# Goal
Look through the lines below and extract any with the word "this".

# Supplied records
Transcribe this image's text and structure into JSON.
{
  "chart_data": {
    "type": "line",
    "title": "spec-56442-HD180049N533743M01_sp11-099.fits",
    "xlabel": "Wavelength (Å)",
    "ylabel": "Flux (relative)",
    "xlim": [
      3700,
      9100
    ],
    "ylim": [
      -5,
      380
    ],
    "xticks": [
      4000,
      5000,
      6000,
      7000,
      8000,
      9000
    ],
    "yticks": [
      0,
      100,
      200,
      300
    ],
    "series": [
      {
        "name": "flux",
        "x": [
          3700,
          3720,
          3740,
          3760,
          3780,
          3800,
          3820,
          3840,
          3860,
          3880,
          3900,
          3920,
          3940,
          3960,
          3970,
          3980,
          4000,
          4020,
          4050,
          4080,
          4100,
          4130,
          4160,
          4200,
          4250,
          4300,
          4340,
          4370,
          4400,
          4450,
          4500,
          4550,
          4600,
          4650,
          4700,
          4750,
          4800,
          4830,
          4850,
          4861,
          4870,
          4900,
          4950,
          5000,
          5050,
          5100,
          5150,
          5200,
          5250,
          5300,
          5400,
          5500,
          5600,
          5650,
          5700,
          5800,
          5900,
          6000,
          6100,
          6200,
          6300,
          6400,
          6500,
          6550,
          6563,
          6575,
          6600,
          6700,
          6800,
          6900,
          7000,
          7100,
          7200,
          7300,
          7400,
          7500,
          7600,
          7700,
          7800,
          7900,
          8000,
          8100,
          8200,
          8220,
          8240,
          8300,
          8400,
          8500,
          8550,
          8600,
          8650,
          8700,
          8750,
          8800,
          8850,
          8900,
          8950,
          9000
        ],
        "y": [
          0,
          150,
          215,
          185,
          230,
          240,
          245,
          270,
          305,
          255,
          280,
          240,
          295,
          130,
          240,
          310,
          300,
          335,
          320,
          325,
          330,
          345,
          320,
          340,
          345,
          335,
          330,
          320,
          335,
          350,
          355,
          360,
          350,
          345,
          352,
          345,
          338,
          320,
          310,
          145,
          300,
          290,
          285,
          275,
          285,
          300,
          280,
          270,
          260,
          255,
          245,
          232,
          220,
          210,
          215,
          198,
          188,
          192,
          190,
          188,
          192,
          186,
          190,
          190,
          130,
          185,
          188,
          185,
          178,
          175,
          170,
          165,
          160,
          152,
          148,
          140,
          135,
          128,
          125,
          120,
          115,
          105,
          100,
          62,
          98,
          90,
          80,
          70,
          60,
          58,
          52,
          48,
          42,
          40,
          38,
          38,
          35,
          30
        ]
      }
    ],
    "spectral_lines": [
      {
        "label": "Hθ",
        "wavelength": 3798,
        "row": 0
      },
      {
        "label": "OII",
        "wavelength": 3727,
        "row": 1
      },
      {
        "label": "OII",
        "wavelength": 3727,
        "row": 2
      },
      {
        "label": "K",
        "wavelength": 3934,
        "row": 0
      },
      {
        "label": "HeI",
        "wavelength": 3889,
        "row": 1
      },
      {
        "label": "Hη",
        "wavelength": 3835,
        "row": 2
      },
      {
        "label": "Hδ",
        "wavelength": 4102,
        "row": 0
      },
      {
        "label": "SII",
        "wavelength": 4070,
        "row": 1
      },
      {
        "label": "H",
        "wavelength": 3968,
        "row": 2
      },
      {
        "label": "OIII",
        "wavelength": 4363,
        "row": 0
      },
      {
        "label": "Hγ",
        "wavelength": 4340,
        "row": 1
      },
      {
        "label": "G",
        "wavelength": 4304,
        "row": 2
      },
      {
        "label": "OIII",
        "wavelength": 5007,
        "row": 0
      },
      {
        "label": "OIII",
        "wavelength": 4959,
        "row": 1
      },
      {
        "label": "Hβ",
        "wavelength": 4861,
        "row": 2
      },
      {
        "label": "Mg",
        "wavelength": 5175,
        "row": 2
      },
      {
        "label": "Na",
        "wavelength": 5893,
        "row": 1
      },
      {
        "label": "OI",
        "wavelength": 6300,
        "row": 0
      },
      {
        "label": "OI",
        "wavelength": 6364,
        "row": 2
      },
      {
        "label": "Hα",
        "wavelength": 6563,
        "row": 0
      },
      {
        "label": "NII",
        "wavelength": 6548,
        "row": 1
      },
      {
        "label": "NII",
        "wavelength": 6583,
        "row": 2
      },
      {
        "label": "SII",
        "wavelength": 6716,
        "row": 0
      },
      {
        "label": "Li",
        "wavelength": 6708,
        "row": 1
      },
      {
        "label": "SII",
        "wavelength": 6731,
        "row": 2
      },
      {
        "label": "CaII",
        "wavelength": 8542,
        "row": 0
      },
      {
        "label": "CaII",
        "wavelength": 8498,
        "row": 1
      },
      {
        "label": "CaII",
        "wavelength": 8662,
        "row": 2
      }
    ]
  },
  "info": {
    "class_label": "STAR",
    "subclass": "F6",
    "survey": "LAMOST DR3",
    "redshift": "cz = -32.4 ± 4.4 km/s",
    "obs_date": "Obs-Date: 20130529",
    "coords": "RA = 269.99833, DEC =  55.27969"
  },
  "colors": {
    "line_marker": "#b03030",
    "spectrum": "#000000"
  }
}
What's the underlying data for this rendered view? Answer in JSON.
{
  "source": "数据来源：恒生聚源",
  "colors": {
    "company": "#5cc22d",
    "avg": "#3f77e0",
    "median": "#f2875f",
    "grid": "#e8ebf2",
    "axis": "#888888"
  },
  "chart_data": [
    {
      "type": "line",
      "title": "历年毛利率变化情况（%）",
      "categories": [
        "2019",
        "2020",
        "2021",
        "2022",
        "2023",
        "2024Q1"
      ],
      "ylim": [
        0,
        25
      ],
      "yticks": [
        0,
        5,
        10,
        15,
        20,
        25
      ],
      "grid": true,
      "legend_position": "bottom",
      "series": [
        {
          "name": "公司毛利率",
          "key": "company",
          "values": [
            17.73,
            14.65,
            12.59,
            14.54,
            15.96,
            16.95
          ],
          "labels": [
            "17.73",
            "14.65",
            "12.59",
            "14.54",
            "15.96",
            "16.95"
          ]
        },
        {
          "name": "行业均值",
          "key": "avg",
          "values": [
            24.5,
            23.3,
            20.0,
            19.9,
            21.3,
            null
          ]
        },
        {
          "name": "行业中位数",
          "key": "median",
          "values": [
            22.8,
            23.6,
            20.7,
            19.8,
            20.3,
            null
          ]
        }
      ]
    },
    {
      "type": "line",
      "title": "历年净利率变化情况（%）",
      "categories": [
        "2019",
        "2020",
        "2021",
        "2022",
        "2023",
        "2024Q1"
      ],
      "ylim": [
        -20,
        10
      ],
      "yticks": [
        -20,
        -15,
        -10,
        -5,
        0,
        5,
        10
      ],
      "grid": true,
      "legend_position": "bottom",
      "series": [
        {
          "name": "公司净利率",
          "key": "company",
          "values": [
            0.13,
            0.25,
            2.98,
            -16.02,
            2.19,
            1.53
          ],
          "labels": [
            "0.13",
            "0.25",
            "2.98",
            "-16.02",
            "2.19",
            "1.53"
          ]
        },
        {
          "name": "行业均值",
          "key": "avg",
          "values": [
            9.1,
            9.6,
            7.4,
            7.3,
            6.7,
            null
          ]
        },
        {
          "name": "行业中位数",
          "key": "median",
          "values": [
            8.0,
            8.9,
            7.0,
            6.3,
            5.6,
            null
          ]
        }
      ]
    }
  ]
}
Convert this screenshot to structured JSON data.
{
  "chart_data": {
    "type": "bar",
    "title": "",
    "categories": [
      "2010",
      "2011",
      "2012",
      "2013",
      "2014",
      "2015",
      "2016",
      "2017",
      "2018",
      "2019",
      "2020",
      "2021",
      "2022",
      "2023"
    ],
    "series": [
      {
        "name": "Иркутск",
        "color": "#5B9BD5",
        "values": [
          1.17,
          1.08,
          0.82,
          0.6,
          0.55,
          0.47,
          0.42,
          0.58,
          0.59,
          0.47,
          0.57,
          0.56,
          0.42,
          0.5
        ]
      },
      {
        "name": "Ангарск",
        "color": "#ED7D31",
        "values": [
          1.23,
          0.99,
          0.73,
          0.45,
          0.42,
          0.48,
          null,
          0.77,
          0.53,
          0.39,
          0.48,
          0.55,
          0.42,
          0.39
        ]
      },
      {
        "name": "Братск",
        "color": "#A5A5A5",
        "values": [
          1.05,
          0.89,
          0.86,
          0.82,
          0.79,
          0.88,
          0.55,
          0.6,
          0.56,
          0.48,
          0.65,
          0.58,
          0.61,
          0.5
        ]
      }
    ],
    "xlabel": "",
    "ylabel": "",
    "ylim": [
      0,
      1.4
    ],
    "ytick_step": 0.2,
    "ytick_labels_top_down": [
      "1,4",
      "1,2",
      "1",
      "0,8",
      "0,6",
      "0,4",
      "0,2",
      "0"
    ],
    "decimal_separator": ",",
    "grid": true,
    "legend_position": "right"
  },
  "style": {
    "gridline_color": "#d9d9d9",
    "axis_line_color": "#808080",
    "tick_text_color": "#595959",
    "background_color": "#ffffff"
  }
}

# Answer
Transcribe this image's text and structure into JSON.
What's the underlying data for this rendered view? Answer in JSON.
Convert this screenshot to structured JSON data.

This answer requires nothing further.